[Entries with figure data]
***
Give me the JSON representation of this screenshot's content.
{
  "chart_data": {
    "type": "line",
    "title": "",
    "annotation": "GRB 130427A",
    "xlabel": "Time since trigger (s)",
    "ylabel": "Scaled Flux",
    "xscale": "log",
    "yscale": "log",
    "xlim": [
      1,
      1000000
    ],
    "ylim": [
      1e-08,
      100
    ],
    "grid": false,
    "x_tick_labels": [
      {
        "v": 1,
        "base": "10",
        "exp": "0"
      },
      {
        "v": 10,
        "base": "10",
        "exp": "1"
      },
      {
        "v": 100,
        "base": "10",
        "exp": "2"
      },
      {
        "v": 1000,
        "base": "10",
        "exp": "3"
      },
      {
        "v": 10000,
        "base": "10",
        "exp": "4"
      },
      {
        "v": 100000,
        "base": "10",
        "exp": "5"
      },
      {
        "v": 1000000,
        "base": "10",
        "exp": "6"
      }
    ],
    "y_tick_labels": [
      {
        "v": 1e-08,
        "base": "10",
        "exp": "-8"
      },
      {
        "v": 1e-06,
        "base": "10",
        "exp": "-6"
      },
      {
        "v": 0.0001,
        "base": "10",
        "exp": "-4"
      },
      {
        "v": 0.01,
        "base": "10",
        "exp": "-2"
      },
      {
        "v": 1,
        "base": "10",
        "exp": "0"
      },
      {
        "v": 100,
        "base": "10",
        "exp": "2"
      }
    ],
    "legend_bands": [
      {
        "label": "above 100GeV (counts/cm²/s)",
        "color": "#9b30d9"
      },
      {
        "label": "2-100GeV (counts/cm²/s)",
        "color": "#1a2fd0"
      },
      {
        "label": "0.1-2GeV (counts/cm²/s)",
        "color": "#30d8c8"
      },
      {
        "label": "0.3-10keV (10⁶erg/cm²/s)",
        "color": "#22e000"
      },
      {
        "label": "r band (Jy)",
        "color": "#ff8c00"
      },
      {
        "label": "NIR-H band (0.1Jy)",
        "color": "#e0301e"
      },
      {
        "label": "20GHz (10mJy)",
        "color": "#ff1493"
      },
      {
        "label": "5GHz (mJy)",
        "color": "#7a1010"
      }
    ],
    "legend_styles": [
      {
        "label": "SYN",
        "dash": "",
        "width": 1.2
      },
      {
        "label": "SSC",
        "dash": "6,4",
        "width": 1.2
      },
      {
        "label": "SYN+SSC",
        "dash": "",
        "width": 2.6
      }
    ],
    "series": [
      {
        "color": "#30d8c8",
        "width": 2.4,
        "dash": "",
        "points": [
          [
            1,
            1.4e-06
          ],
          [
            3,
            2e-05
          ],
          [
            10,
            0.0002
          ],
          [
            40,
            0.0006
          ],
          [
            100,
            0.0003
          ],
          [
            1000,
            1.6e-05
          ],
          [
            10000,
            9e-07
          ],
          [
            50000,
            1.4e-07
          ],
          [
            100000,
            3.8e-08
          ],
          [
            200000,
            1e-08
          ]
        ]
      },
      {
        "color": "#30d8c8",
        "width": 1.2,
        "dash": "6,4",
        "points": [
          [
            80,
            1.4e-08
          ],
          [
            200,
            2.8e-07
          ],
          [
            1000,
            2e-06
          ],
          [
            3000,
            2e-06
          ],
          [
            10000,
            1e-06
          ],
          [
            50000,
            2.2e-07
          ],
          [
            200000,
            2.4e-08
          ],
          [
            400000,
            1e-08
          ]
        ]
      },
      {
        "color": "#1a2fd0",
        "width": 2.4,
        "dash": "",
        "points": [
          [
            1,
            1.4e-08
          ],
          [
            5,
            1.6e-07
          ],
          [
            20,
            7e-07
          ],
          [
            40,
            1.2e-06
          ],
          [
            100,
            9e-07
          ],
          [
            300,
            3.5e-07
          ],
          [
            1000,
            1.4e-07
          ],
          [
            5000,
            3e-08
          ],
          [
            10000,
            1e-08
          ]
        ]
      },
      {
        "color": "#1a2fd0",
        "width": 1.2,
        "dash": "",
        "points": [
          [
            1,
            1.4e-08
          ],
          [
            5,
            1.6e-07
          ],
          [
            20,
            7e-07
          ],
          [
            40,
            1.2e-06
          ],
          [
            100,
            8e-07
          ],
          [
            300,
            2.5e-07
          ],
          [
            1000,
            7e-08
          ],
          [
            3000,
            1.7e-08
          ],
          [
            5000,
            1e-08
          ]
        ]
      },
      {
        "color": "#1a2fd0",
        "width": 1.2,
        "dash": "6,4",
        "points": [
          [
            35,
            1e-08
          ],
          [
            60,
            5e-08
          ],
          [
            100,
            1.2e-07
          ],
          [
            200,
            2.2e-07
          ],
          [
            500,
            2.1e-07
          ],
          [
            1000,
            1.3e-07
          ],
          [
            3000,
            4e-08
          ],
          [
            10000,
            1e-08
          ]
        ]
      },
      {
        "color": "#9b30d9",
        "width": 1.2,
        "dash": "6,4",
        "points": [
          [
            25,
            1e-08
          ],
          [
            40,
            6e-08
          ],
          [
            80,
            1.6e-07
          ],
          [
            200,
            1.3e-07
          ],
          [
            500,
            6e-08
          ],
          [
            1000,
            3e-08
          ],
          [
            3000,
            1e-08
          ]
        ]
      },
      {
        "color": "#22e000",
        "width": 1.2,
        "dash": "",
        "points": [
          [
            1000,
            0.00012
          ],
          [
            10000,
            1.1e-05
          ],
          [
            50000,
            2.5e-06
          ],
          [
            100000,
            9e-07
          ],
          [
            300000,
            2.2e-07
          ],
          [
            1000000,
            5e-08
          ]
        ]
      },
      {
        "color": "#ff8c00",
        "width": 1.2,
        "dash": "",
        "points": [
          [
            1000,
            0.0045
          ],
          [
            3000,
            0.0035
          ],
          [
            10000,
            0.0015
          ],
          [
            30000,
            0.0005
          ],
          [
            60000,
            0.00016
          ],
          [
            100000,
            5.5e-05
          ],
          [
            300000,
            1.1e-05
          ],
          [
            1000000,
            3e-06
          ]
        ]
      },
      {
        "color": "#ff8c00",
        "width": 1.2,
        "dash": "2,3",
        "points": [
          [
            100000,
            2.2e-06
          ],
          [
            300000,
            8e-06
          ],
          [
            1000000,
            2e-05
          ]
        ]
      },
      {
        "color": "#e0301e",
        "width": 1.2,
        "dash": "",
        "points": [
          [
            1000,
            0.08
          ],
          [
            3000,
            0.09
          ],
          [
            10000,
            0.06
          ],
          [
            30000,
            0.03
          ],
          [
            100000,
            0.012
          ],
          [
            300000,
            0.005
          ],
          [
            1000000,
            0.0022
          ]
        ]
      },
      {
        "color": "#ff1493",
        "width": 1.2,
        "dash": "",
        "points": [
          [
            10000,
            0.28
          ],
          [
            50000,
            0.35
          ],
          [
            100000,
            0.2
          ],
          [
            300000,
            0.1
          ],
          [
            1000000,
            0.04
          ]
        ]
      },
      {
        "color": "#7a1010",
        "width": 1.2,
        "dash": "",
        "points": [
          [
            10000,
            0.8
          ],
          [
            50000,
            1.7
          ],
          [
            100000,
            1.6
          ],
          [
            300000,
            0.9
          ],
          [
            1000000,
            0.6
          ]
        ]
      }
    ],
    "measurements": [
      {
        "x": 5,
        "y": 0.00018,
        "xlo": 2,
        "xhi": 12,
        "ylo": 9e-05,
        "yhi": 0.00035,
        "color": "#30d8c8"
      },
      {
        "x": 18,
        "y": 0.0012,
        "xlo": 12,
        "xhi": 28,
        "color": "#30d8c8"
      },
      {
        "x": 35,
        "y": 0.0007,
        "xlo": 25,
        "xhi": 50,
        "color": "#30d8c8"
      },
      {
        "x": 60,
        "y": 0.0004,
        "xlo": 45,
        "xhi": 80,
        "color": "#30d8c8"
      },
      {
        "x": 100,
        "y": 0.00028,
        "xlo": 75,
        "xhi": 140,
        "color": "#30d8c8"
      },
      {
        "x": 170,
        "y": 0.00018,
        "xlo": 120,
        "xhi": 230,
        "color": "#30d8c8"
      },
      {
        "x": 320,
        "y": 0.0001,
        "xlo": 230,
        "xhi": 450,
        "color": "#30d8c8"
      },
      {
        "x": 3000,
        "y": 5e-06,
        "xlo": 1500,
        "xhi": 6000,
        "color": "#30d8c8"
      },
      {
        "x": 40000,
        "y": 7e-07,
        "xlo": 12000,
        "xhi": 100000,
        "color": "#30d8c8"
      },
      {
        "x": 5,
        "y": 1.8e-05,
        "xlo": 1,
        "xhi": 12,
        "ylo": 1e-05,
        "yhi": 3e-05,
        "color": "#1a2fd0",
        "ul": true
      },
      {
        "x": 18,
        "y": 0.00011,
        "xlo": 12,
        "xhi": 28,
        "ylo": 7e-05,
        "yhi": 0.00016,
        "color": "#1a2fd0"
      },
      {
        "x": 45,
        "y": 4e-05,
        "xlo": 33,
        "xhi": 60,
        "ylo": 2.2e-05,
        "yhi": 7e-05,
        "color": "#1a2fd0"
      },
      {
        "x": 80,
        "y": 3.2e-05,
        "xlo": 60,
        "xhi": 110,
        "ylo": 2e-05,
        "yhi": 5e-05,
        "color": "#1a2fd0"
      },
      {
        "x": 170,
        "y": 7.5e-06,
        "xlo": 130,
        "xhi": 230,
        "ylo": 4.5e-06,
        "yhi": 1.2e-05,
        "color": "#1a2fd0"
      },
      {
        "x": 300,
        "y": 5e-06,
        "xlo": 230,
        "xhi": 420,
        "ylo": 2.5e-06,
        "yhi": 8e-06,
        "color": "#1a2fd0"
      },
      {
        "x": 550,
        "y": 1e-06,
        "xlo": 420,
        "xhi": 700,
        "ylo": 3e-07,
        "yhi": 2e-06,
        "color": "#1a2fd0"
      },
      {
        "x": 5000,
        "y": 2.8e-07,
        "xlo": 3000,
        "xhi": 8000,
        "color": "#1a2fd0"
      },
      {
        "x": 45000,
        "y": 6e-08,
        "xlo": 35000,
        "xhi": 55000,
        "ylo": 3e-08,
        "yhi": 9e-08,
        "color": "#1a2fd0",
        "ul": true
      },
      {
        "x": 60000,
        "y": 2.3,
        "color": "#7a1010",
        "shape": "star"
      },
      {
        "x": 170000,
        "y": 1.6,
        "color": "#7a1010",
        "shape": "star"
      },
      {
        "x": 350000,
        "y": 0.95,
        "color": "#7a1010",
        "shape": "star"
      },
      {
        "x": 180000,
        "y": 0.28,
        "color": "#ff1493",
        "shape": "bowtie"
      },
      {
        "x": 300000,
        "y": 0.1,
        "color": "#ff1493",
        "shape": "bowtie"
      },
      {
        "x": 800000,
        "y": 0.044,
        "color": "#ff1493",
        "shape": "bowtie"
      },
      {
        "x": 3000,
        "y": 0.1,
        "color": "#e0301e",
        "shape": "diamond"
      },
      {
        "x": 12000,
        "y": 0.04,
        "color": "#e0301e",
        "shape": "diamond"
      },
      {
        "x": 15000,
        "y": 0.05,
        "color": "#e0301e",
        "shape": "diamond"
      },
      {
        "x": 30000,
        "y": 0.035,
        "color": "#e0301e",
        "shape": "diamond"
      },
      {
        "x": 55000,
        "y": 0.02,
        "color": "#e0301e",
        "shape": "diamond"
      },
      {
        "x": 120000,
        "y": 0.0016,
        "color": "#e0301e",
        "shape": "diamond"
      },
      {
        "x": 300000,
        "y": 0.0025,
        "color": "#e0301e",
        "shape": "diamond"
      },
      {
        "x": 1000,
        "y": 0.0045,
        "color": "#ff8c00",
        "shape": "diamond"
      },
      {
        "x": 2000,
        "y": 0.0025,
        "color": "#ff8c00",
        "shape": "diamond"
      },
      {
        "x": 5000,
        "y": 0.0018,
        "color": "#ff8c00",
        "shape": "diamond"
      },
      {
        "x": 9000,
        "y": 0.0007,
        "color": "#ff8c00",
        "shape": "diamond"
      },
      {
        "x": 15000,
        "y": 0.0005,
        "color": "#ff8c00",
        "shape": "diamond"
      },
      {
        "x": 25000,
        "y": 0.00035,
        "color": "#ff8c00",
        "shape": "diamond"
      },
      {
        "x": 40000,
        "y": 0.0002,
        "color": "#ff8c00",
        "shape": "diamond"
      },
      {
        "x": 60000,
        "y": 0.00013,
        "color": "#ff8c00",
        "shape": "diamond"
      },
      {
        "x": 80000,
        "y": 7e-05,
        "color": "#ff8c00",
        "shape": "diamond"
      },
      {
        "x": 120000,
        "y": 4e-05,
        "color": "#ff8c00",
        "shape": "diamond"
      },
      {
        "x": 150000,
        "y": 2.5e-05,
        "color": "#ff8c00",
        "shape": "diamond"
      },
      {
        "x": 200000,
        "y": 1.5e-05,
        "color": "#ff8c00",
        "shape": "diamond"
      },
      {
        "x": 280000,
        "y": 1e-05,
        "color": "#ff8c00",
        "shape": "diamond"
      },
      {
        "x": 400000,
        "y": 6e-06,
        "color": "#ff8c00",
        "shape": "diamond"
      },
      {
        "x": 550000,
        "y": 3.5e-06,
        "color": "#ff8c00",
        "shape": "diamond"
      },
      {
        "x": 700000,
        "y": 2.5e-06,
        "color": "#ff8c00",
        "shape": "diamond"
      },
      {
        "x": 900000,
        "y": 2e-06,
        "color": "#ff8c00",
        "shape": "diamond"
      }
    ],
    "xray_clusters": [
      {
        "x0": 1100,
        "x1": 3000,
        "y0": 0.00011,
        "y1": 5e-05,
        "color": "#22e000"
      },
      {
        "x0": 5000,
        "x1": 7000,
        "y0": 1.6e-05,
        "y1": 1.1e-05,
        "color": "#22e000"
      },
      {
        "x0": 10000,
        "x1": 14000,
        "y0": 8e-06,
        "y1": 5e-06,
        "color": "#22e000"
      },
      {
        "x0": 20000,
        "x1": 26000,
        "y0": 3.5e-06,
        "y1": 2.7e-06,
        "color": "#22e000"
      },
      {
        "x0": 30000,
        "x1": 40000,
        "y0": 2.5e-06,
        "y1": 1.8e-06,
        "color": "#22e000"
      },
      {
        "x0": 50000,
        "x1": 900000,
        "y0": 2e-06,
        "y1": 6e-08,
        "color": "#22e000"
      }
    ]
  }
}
***
Problem to work on ▸
Pick out all lines containing the string "counts".

Final result ▸
        "label": "above 100GeV (counts/cm²/s)",
        "label": "2-100GeV (counts/cm²/s)",
        "label": "0.1-2GeV (counts/cm²/s)",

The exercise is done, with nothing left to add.